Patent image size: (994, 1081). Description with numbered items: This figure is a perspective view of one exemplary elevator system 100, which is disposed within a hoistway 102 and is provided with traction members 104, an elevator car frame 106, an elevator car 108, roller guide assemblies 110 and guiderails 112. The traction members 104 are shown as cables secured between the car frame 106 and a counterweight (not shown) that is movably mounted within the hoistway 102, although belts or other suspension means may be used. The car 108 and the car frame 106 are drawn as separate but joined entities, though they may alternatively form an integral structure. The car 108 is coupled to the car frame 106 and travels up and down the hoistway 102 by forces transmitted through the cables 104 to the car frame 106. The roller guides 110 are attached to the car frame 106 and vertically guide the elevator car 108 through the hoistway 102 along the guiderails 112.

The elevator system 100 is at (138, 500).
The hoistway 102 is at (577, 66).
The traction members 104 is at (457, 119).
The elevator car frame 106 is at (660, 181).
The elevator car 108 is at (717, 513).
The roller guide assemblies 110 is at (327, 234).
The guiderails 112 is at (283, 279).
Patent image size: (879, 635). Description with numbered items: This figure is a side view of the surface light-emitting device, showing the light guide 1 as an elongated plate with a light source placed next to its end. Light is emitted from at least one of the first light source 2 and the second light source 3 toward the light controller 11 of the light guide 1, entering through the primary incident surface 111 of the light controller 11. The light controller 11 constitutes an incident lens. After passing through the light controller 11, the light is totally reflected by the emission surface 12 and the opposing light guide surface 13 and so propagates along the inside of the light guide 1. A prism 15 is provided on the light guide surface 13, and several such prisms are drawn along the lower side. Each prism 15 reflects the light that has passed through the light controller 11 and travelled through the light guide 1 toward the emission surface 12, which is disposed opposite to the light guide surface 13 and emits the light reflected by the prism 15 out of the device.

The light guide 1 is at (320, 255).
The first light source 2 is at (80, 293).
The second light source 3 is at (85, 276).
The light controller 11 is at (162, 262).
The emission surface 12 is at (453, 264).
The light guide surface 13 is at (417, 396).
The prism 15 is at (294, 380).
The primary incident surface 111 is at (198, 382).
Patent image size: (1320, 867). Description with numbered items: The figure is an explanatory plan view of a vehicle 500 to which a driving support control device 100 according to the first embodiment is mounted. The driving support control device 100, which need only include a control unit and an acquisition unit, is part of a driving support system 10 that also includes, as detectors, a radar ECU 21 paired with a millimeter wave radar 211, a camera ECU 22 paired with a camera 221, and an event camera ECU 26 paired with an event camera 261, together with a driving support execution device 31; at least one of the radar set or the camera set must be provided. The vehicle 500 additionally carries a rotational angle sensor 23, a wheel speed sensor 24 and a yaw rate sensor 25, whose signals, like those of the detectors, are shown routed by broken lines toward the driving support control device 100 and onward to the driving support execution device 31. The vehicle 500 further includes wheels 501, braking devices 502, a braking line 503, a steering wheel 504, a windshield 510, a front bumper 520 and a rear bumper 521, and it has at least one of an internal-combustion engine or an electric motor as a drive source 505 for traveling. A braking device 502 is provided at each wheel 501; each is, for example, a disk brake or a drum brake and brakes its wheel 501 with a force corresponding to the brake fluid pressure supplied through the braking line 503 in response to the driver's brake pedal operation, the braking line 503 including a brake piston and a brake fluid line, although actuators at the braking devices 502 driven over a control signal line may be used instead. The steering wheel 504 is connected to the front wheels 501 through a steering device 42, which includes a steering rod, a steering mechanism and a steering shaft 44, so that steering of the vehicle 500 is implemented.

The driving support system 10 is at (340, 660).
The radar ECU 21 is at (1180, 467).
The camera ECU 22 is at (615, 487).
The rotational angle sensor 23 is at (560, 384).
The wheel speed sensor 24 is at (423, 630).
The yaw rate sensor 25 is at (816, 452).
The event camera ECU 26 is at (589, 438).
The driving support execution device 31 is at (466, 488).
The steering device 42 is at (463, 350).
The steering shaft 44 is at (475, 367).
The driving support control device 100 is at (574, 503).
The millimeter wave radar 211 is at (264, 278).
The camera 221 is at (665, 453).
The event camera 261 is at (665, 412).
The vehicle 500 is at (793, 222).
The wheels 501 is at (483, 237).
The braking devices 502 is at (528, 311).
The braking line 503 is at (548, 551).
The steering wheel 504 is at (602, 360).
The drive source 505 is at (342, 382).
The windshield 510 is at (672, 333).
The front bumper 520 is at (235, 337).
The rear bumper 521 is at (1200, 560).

• [GOAL] Write out all the entries above again, switching every "Patent image size" to "Sheet size" and leaving everything else unchanged.

• [WRITTEN REPLY]
Sheet size: (994, 1081). Description with numbered items: This figure is a perspective view of one exemplary elevator system 100, which is disposed within a hoistway 102 and is provided with traction members 104, an elevator car frame 106, an elevator car 108, roller guide assemblies 110 and guiderails 112. The traction members 104 are shown as cables secured between the car frame 106 and a counterweight (not shown) that is movably mounted within the hoistway 102, although belts or other suspension means may be used. The car 108 and the car frame 106 are drawn as separate but joined entities, though they may alternatively form an integral structure. The car 108 is coupled to the car frame 106 and travels up and down the hoistway 102 by forces transmitted through the cables 104 to the car frame 106. The roller guides 110 are attached to the car frame 106 and vertically guide the elevator car 108 through the hoistway 102 along the guiderails 112.

The elevator system 100 is at (138, 500).
The hoistway 102 is at (577, 66).
The traction members 104 is at (457, 119).
The elevator car frame 106 is at (660, 181).
The elevator car 108 is at (717, 513).
The roller guide assemblies 110 is at (327, 234).
The guiderails 112 is at (283, 279).
Sheet size: (879, 635). Description with numbered items: This figure is a side view of the surface light-emitting device, showing the light guide 1 as an elongated plate with a light source placed next to its end. Light is emitted from at least one of the first light source 2 and the second light source 3 toward the light controller 11 of the light guide 1, entering through the primary incident surface 111 of the light controller 11. The light controller 11 constitutes an incident lens. After passing through the light controller 11, the light is totally reflected by the emission surface 12 and the opposing light guide surface 13 and so propagates along the inside of the light guide 1. A prism 15 is provided on the light guide surface 13, and several such prisms are drawn along the lower side. Each prism 15 reflects the light that has passed through the light controller 11 and travelled through the light guide 1 toward the emission surface 12, which is disposed opposite to the light guide surface 13 and emits the light reflected by the prism 15 out of the device.

The light guide 1 is at (320, 255).
The first light source 2 is at (80, 293).
The second light source 3 is at (85, 276).
The light controller 11 is at (162, 262).
The emission surface 12 is at (453, 264).
The light guide surface 13 is at (417, 396).
The prism 15 is at (294, 380).
The primary incident surface 111 is at (198, 382).
Sheet size: (1320, 867). Description with numbered items: The figure is an explanatory plan view of a vehicle 500 to which a driving support control device 100 according to the first embodiment is mounted. The driving support control device 100, which need only include a control unit and an acquisition unit, is part of a driving support system 10 that also includes, as detectors, a radar ECU 21 paired with a millimeter wave radar 211, a camera ECU 22 paired with a camera 221, and an event camera ECU 26 paired with an event camera 261, together with a driving support execution device 31; at least one of the radar set or the camera set must be provided. The vehicle 500 additionally carries a rotational angle sensor 23, a wheel speed sensor 24 and a yaw rate sensor 25, whose signals, like those of the detectors, are shown routed by broken lines toward the driving support control device 100 and onward to the driving support execution device 31. The vehicle 500 further includes wheels 501, braking devices 502, a braking line 503, a steering wheel 504, a windshield 510, a front bumper 520 and a rear bumper 521, and it has at least one of an internal-combustion engine or an electric motor as a drive source 505 for traveling. A braking device 502 is provided at each wheel 501; each is, for example, a disk brake or a drum brake and brakes its wheel 501 with a force corresponding to the brake fluid pressure supplied through the braking line 503 in response to the driver's brake pedal operation, the braking line 503 including a brake piston and a brake fluid line, although actuators at the braking devices 502 driven over a control signal line may be used instead. The steering wheel 504 is connected to the front wheels 501 through a steering device 42, which includes a steering rod, a steering mechanism and a steering shaft 44, so that steering of the vehicle 500 is implemented.

The driving support system 10 is at (340, 660).
The radar ECU 21 is at (1180, 467).
The camera ECU 22 is at (615, 487).
The rotational angle sensor 23 is at (560, 384).
The wheel speed sensor 24 is at (423, 630).
The yaw rate sensor 25 is at (816, 452).
The event camera ECU 26 is at (589, 438).
The driving support execution device 31 is at (466, 488).
The steering device 42 is at (463, 350).
The steering shaft 44 is at (475, 367).
The driving support control device 100 is at (574, 503).
The millimeter wave radar 211 is at (264, 278).
The camera 221 is at (665, 453).
The event camera 261 is at (665, 412).
The vehicle 500 is at (793, 222).
The wheels 501 is at (483, 237).
The braking devices 502 is at (528, 311).
The braking line 503 is at (548, 551).
The steering wheel 504 is at (602, 360).
The drive source 505 is at (342, 382).
The windshield 510 is at (672, 333).
The front bumper 520 is at (235, 337).
The rear bumper 521 is at (1200, 560).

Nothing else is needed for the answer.